Figure dataset records
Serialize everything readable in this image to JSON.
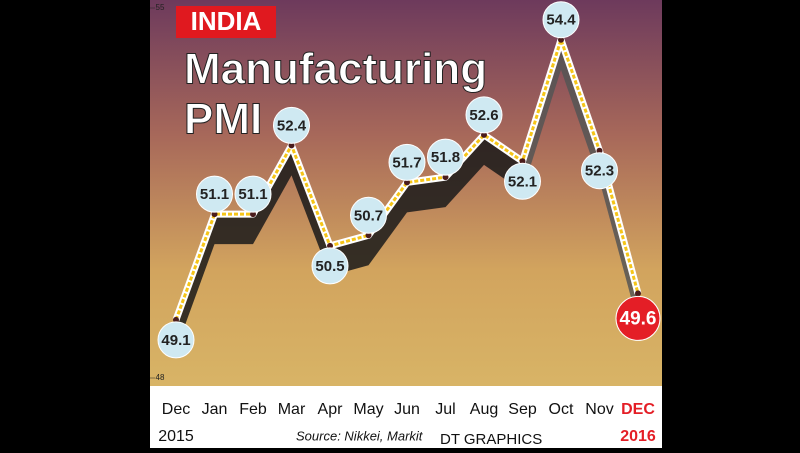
{
  "chart_data": {
    "type": "line",
    "badge": "INDIA",
    "title_lines": [
      "Manufacturing",
      "PMI"
    ],
    "categories": [
      "Dec",
      "Jan",
      "Feb",
      "Mar",
      "Apr",
      "May",
      "Jun",
      "Jul",
      "Aug",
      "Sep",
      "Oct",
      "Nov",
      "DEC"
    ],
    "year_labels": [
      "2015",
      "2016"
    ],
    "values": [
      49.1,
      51.1,
      51.1,
      52.4,
      50.5,
      50.7,
      51.7,
      51.8,
      52.6,
      52.1,
      54.4,
      52.3,
      49.6
    ],
    "color": "#f5c518",
    "label_circle_color": "#cfe9f2",
    "highlight_color": "#e41e26",
    "ylim": [
      48,
      55
    ],
    "yticks": [
      48,
      55
    ],
    "source": "Source: Nikkei, Markit",
    "credit": "DT GRAPHICS"
  }
}
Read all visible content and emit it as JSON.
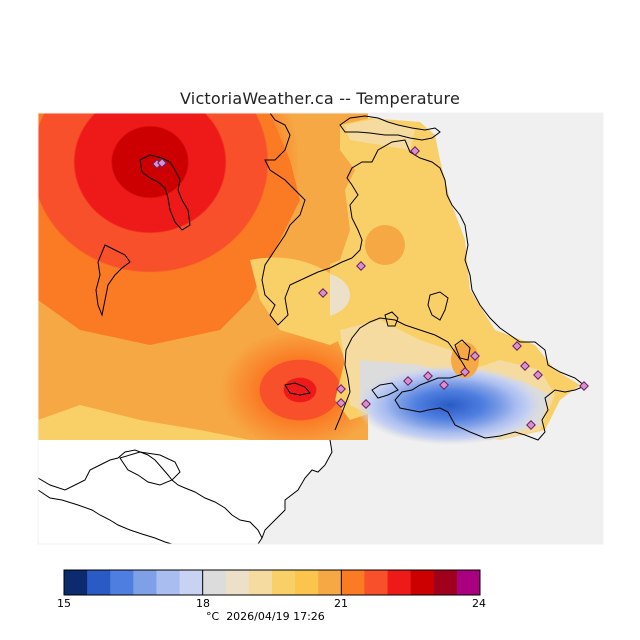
{
  "title": "VictoriaWeather.ca -- Temperature",
  "legend": {
    "tick_labels": [
      "15",
      "18",
      "21",
      "24"
    ],
    "units": "°C",
    "timestamp": "2026/04/19 17:26",
    "colors": [
      "#0c2a6e",
      "#2a5bc4",
      "#4e7ee0",
      "#7f9fe6",
      "#a9bdf0",
      "#c8d2f2",
      "#dcdcdc",
      "#ece0c8",
      "#f6dba0",
      "#f9d068",
      "#fbc44c",
      "#f6a844",
      "#fb7a24",
      "#f7502a",
      "#ee1a1a",
      "#cc0000",
      "#a0001c",
      "#a8007e"
    ]
  },
  "colors": {
    "ocean": "#f0f0f0",
    "coast_line": "#000000",
    "station_fill": "#d890d0",
    "station_stroke": "#6a2060"
  }
}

> Work required
The lines to copy run from the line containing "Read all visible content and emit it as JSON." through the end of the data above; copy exactly those, minus the pictures.

> Answer to this task
Read all visible content and emit it as JSON.
{
  "title": "VictoriaWeather.ca -- Temperature",
  "legend": {
    "tick_labels": [
      "15",
      "18",
      "21",
      "24"
    ],
    "units": "°C",
    "timestamp": "2026/04/19 17:26",
    "colors": [
      "#0c2a6e",
      "#2a5bc4",
      "#4e7ee0",
      "#7f9fe6",
      "#a9bdf0",
      "#c8d2f2",
      "#dcdcdc",
      "#ece0c8",
      "#f6dba0",
      "#f9d068",
      "#fbc44c",
      "#f6a844",
      "#fb7a24",
      "#f7502a",
      "#ee1a1a",
      "#cc0000",
      "#a0001c",
      "#a8007e"
    ]
  },
  "colors": {
    "ocean": "#f0f0f0",
    "coast_line": "#000000",
    "station_fill": "#d890d0",
    "station_stroke": "#6a2060"
  }
}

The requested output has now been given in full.